_Given information_:
# # # # # # #

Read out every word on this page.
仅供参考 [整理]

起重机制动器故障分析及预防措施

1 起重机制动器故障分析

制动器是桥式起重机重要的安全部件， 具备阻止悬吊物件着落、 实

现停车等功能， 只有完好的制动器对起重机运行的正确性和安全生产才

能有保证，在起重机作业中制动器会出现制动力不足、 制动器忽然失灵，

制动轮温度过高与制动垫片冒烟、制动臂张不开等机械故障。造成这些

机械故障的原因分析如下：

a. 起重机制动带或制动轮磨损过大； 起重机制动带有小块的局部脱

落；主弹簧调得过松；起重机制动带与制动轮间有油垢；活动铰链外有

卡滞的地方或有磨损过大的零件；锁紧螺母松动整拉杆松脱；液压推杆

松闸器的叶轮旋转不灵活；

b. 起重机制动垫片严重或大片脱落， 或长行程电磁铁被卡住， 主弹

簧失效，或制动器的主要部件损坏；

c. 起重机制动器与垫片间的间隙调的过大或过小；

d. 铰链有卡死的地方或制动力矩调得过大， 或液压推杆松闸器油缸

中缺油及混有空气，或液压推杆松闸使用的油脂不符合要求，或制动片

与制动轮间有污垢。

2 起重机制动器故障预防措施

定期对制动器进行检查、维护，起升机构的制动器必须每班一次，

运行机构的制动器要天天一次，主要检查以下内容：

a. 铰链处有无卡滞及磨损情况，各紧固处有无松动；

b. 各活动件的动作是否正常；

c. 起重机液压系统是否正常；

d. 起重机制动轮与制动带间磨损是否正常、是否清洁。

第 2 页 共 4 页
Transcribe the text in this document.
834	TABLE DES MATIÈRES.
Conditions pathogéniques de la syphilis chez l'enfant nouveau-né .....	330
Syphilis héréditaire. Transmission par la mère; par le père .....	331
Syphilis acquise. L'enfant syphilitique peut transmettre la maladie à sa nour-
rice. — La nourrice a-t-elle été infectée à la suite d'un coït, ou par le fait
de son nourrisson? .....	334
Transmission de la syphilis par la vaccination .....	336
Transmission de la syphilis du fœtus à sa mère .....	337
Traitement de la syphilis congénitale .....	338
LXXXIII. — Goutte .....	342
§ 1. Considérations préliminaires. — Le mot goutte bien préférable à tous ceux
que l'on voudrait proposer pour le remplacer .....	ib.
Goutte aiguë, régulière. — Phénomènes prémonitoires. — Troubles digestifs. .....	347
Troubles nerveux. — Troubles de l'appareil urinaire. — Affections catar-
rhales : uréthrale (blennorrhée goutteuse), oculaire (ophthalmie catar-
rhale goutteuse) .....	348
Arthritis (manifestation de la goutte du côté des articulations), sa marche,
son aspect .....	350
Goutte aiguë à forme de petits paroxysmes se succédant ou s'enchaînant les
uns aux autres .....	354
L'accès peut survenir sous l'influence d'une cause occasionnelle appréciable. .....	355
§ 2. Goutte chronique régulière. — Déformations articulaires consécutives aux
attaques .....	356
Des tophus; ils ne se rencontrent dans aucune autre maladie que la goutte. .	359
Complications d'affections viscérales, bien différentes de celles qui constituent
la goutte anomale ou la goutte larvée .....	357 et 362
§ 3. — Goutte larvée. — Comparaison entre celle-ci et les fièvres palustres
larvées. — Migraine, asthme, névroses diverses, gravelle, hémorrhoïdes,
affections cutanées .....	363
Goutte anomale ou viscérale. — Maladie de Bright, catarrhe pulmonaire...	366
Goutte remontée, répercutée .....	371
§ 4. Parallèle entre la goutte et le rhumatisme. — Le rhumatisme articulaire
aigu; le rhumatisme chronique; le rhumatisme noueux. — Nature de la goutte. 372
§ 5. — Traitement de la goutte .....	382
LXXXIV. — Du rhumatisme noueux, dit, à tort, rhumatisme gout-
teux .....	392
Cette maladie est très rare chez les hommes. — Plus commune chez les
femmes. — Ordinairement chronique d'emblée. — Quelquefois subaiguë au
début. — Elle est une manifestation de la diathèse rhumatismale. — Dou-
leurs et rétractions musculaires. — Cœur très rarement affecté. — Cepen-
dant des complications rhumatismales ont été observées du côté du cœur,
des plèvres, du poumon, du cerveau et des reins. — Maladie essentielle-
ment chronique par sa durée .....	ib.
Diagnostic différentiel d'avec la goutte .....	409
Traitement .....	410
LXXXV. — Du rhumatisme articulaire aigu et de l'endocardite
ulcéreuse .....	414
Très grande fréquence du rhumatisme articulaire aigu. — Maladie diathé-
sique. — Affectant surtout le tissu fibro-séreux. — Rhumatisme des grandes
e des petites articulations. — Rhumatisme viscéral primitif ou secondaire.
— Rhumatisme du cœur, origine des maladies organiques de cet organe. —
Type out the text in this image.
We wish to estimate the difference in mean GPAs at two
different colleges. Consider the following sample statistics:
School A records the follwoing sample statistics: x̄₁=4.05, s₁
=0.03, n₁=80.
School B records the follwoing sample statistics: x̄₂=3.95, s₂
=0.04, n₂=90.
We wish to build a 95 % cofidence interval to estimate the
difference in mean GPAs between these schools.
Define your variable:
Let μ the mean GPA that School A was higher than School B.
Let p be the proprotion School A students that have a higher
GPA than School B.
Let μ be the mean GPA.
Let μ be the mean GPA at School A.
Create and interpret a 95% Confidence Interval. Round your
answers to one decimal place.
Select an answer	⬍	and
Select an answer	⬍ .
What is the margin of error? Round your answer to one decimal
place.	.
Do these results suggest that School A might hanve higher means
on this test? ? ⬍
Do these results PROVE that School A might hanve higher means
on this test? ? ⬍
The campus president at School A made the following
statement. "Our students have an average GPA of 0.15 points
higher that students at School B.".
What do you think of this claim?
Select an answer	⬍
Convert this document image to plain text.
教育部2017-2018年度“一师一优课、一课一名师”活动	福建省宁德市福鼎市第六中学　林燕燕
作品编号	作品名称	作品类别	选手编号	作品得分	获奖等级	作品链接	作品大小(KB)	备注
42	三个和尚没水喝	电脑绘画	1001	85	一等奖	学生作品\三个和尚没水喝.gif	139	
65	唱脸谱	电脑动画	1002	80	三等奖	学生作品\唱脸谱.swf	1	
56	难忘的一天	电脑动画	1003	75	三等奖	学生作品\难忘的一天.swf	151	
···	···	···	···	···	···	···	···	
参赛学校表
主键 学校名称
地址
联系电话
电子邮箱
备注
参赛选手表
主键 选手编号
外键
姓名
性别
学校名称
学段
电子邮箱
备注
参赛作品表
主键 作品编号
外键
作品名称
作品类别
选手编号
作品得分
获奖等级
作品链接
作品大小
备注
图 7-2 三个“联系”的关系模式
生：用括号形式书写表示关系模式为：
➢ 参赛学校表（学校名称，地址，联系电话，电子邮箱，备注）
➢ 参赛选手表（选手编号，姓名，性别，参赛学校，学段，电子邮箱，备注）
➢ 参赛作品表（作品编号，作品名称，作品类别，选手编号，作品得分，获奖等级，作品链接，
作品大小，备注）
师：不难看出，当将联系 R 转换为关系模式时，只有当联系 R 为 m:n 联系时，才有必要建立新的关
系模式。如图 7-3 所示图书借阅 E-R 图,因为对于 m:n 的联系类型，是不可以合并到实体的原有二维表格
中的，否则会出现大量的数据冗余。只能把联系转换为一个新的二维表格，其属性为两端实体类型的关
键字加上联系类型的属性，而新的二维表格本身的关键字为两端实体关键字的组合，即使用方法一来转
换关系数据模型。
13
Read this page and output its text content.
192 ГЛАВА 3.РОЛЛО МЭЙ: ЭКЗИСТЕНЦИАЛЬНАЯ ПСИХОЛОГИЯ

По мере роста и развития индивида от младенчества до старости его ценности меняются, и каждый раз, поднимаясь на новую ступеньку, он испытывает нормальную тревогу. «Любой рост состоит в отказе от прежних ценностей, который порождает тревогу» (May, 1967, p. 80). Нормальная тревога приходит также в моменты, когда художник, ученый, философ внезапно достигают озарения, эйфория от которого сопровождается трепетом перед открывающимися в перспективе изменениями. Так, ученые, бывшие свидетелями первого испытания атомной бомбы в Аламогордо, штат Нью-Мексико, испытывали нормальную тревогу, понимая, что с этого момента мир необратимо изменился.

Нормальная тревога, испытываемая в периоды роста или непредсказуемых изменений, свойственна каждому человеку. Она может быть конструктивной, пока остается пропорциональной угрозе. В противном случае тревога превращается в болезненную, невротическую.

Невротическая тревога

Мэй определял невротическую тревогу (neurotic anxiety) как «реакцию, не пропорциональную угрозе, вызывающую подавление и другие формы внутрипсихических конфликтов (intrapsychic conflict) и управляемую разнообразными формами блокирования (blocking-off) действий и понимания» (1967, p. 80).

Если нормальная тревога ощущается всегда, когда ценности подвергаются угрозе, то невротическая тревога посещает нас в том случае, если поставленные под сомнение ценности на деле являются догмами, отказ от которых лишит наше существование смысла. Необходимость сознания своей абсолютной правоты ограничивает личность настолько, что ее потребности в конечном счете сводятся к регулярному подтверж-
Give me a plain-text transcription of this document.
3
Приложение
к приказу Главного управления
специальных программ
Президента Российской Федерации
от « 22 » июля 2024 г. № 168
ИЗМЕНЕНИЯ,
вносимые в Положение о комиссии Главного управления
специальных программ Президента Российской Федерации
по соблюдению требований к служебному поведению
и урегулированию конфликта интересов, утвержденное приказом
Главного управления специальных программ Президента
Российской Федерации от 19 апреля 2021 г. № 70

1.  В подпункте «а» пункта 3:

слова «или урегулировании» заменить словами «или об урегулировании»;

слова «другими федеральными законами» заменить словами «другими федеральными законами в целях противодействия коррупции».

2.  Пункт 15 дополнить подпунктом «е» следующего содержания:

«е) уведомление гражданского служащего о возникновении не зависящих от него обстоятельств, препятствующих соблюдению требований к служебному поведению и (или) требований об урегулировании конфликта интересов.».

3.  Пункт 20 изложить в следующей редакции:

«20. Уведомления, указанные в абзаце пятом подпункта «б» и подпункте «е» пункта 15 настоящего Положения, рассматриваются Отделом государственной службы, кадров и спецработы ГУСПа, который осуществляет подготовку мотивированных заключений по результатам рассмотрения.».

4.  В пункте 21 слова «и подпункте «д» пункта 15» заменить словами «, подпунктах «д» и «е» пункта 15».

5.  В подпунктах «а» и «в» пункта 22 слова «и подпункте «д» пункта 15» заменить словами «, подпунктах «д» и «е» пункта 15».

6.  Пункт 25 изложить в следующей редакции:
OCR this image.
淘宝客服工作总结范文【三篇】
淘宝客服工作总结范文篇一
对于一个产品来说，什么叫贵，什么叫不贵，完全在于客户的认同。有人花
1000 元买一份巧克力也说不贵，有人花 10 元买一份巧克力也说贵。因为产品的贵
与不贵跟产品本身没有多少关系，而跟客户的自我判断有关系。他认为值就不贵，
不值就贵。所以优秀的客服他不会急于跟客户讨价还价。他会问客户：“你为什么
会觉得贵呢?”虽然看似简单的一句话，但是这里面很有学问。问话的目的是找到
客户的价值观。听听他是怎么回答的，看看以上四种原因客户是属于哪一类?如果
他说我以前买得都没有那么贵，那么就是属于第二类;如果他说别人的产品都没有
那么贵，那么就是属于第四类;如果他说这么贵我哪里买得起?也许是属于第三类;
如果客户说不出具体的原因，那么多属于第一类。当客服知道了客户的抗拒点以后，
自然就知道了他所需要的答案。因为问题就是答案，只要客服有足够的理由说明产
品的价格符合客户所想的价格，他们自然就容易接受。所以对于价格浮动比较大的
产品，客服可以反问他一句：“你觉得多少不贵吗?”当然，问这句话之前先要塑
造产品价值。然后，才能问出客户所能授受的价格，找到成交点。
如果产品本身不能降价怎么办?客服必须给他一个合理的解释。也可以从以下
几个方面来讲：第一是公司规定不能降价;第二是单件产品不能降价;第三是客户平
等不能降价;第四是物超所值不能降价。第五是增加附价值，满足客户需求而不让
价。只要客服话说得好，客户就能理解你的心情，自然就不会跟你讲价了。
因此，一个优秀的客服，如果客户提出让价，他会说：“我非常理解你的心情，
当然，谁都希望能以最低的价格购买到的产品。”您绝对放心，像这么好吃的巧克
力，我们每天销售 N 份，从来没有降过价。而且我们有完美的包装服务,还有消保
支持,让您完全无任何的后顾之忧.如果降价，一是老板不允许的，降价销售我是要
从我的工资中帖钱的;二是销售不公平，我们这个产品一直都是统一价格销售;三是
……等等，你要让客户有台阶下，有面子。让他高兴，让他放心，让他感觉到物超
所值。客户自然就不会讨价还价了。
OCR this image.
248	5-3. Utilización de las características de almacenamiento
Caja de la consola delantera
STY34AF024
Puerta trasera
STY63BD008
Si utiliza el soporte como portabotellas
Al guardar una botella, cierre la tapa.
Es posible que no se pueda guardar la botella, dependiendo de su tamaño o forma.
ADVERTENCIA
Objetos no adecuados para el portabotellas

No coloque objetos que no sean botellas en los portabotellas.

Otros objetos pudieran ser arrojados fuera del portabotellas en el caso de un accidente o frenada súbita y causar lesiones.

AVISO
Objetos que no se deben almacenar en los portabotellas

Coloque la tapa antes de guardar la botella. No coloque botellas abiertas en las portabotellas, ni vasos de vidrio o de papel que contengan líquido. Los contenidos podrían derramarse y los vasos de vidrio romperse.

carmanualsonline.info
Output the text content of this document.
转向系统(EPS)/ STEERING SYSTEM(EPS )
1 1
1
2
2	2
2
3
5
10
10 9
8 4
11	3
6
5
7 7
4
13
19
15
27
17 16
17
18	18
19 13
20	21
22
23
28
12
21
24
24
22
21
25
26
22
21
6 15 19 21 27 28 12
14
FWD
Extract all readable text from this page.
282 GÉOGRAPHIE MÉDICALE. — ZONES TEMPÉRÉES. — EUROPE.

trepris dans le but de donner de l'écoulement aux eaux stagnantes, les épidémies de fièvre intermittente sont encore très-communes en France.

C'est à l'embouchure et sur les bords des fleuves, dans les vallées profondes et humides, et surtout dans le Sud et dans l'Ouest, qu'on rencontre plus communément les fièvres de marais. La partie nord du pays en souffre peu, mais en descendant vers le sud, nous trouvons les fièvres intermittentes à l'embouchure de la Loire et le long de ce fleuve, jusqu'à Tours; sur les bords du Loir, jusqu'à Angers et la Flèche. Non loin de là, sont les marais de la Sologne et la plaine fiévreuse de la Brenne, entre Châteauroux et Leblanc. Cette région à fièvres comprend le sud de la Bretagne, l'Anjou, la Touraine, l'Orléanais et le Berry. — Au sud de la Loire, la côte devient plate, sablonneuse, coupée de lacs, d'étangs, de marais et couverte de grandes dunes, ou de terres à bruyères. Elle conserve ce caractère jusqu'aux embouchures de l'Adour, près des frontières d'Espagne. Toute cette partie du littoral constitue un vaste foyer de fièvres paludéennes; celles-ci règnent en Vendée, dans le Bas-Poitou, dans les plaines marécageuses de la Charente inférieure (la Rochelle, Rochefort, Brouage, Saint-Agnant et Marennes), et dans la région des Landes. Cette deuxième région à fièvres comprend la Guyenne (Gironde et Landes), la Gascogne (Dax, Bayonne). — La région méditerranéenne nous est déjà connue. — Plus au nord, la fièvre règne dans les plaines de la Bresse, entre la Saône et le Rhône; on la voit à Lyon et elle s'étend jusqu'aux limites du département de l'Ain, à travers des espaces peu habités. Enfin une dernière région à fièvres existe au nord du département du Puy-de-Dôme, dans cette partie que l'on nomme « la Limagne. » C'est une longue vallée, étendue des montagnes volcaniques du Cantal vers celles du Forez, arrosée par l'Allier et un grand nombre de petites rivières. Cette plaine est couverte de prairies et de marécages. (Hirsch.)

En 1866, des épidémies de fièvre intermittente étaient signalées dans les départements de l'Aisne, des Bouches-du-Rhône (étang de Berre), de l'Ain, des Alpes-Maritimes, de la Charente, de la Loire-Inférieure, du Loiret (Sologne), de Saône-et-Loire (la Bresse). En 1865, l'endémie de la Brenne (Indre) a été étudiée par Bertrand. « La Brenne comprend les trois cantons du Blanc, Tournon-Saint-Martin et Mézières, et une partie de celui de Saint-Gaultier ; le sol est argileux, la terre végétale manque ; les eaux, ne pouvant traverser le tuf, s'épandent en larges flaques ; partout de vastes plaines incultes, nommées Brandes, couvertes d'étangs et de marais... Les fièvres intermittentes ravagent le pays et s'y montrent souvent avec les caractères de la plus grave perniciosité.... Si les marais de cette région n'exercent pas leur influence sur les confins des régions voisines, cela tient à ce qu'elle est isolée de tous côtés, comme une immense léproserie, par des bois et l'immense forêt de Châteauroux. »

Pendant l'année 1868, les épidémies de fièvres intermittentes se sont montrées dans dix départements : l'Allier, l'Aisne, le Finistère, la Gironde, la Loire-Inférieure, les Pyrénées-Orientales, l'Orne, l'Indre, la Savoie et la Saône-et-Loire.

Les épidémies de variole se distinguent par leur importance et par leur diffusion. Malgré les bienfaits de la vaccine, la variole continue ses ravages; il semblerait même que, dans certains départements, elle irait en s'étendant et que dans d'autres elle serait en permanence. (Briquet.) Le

# # # # # # #

_What to produce_:
Scan the lines above for "电子邮箱", then copy every one that has it.

_Output of the exercise_:
电子邮箱
电子邮箱
➢ 参赛学校表（学校名称，地址，联系电话，电子邮箱，备注）
➢ 参赛选手表（选手编号，姓名，性别，参赛学校，学段，电子邮箱，备注）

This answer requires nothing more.